Extract the data exactly, missing nothing.

[INPUT RECORDS]:
-- begin --
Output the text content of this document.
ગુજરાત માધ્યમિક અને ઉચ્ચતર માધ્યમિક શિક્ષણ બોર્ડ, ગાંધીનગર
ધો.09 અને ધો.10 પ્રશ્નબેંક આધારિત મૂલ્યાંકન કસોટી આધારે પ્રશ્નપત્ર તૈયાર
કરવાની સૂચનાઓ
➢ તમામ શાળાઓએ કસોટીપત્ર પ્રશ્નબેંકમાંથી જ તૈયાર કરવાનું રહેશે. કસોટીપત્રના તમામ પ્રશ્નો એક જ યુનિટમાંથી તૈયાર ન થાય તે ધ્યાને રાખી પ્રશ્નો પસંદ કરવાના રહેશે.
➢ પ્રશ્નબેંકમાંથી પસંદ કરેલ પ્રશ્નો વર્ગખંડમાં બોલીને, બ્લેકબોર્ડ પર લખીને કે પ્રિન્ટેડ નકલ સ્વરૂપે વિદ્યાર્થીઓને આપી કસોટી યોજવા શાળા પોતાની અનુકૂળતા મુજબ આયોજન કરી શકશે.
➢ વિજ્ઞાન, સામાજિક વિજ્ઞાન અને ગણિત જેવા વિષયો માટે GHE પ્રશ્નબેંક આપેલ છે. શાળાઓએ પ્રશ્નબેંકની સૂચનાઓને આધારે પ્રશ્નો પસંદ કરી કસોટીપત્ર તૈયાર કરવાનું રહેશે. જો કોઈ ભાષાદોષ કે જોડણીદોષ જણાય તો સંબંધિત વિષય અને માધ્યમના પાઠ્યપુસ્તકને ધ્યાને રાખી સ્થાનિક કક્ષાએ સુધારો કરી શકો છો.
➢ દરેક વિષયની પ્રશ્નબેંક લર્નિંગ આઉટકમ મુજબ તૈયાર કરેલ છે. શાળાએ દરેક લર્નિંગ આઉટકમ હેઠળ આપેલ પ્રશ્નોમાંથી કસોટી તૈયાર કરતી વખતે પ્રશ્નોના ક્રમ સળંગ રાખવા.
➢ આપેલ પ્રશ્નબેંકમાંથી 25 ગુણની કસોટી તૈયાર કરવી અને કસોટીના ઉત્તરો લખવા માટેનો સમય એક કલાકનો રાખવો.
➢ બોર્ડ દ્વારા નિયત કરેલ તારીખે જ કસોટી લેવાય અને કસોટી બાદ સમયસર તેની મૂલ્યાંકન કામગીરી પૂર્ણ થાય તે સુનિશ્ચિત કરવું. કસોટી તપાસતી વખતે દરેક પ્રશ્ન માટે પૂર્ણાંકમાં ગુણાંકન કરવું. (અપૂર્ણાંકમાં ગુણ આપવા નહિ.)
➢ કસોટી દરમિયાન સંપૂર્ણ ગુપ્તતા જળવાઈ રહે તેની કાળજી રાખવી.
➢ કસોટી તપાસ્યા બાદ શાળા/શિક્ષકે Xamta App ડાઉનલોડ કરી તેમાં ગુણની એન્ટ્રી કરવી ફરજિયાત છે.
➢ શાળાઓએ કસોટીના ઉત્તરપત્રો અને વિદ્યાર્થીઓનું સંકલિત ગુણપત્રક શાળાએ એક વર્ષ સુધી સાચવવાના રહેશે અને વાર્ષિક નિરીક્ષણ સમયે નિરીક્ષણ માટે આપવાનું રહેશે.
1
-- end --
[OUTPUT FOR THIS TASK]:
Output the text content of this document.
ગુજરાત માધ્યમિક અને ઉચ્ચતર માધ્યમિક શિક્ષણ બોર્ડ, ગાંધીનગર
ધો.09 અને ધો.10 પ્રશ્નબેંક આધારિત મૂલ્યાંકન કસોટી આધારે પ્રશ્નપત્ર તૈયાર
કરવાની સૂચનાઓ
➢ તમામ શાળાઓએ કસોટીપત્ર પ્રશ્નબેંકમાંથી જ તૈયાર કરવાનું રહેશે. કસોટીપત્રના તમામ પ્રશ્નો એક જ યુનિટમાંથી તૈયાર ન થાય તે ધ્યાને રાખી પ્રશ્નો પસંદ કરવાના રહેશે.
➢ પ્રશ્નબેંકમાંથી પસંદ કરેલ પ્રશ્નો વર્ગખંડમાં બોલીને, બ્લેકબોર્ડ પર લખીને કે પ્રિન્ટેડ નકલ સ્વરૂપે વિદ્યાર્થીઓને આપી કસોટી યોજવા શાળા પોતાની અનુકૂળતા મુજબ આયોજન કરી શકશે.
➢ વિજ્ઞાન, સામાજિક વિજ્ઞાન અને ગણિત જેવા વિષયો માટે GHE પ્રશ્નબેંક આપેલ છે. શાળાઓએ પ્રશ્નબેંકની સૂચનાઓને આધારે પ્રશ્નો પસંદ કરી કસોટીપત્ર તૈયાર કરવાનું રહેશે. જો કોઈ ભાષાદોષ કે જોડણીદોષ જણાય તો સંબંધિત વિષય અને માધ્યમના પાઠ્યપુસ્તકને ધ્યાને રાખી સ્થાનિક કક્ષાએ સુધારો કરી શકો છો.
➢ દરેક વિષયની પ્રશ્નબેંક લર્નિંગ આઉટકમ મુજબ તૈયાર કરેલ છે. શાળાએ દરેક લર્નિંગ આઉટકમ હેઠળ આપેલ પ્રશ્નોમાંથી કસોટી તૈયાર કરતી વખતે પ્રશ્નોના ક્રમ સળંગ રાખવા.
➢ આપેલ પ્રશ્નબેંકમાંથી 25 ગુણની કસોટી તૈયાર કરવી અને કસોટીના ઉત્તરો લખવા માટેનો સમય એક કલાકનો રાખવો.
➢ બોર્ડ દ્વારા નિયત કરેલ તારીખે જ કસોટી લેવાય અને કસોટી બાદ સમયસર તેની મૂલ્યાંકન કામગીરી પૂર્ણ થાય તે સુનિશ્ચિત કરવું. કસોટી તપાસતી વખતે દરેક પ્રશ્ન માટે પૂર્ણાંકમાં ગુણાંકન કરવું. (અપૂર્ણાંકમાં ગુણ આપવા નહિ.)
➢ કસોટી દરમિયાન સંપૂર્ણ ગુપ્તતા જળવાઈ રહે તેની કાળજી રાખવી.
➢ કસોટી તપાસ્યા બાદ શાળા/શિક્ષકે Xamta App ડાઉનલોડ કરી તેમાં ગુણની એન્ટ્રી કરવી ફરજિયાત છે.
➢ શાળાઓએ કસોટીના ઉત્તરપત્રો અને વિદ્યાર્થીઓનું સંકલિત ગુણપત્રક શાળાએ એક વર્ષ સુધી સાચવવાના રહેશે અને વાર્ષિક નિરીક્ષણ સમયે નિરીક્ષણ માટે આપવાનું રહેશે.
1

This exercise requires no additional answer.